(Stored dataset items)
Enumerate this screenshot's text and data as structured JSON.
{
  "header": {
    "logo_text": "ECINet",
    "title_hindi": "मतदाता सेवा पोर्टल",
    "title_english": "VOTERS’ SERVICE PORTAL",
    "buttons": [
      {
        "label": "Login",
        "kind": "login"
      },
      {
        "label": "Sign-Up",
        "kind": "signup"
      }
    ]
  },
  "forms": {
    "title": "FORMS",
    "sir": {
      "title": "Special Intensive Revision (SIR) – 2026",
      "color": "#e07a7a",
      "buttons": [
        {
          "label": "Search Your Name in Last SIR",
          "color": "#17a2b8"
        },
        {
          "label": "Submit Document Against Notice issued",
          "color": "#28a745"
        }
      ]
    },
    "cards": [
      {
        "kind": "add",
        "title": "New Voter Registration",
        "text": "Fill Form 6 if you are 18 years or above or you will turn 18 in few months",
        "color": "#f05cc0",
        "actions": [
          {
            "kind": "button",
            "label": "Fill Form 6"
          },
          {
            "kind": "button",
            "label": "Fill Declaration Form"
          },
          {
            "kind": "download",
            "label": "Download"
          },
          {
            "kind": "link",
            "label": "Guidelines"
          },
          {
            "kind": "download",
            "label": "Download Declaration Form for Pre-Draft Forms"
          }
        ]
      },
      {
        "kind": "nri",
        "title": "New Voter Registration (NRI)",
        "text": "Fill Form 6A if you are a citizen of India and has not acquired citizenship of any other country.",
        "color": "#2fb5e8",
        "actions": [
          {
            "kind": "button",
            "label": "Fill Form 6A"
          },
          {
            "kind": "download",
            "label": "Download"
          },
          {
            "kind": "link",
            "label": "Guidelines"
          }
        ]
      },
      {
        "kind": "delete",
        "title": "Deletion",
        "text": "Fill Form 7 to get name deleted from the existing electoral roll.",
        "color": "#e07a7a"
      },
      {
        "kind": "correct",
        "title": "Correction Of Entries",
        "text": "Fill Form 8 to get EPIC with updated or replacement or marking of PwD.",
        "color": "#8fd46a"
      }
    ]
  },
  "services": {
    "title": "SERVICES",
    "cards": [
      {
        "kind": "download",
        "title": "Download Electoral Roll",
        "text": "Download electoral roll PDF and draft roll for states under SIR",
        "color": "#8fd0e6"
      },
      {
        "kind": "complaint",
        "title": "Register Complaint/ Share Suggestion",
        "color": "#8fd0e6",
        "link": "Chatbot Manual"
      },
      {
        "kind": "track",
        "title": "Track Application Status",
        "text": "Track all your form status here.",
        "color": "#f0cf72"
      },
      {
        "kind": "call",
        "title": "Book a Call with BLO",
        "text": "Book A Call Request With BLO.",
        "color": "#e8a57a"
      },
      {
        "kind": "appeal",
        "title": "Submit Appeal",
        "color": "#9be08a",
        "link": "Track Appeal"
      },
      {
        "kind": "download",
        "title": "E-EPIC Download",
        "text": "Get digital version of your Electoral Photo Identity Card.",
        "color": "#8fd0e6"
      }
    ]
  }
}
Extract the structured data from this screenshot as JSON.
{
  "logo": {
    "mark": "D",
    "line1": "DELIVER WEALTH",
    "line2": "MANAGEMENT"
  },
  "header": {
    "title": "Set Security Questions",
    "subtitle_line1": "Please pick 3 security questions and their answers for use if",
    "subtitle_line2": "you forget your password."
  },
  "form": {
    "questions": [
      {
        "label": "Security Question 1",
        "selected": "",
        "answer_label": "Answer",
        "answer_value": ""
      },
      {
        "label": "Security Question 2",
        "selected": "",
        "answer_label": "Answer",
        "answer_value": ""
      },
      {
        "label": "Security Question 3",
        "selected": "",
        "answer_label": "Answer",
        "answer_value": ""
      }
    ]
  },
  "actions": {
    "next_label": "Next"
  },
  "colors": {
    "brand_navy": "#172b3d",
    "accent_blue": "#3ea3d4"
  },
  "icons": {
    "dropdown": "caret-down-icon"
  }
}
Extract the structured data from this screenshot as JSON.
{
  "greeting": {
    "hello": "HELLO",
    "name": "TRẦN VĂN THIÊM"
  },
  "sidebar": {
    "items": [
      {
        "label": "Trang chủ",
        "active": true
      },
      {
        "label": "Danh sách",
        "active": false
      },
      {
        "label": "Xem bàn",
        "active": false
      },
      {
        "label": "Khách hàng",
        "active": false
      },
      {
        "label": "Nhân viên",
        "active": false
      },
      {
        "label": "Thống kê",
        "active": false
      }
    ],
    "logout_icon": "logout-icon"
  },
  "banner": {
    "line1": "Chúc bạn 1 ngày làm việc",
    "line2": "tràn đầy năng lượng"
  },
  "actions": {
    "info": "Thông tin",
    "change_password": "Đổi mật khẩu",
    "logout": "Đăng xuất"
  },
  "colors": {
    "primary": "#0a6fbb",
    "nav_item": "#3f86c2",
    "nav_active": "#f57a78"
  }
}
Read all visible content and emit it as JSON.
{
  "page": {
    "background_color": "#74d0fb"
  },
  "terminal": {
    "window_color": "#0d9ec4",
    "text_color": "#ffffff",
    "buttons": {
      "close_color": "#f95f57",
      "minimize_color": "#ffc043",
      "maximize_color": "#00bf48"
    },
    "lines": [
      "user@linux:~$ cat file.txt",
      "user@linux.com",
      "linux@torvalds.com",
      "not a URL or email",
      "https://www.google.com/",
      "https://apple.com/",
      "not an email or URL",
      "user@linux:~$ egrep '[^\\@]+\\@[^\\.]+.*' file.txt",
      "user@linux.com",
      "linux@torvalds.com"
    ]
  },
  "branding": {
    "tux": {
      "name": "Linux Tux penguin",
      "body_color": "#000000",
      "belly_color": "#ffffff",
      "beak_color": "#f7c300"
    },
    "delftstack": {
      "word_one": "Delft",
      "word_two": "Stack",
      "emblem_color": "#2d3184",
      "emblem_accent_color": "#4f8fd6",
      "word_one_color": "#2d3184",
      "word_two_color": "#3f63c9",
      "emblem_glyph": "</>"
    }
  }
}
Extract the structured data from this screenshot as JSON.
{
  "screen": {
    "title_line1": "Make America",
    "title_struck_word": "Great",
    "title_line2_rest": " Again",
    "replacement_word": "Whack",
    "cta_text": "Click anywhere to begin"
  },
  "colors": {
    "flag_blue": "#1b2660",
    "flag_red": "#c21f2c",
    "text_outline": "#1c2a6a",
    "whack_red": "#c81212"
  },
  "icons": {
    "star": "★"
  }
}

What to do:
In the records above, find the lines containing "https" and copy them.

Exercise solution:
      "https://www.google.com/",
      "https://apple.com/",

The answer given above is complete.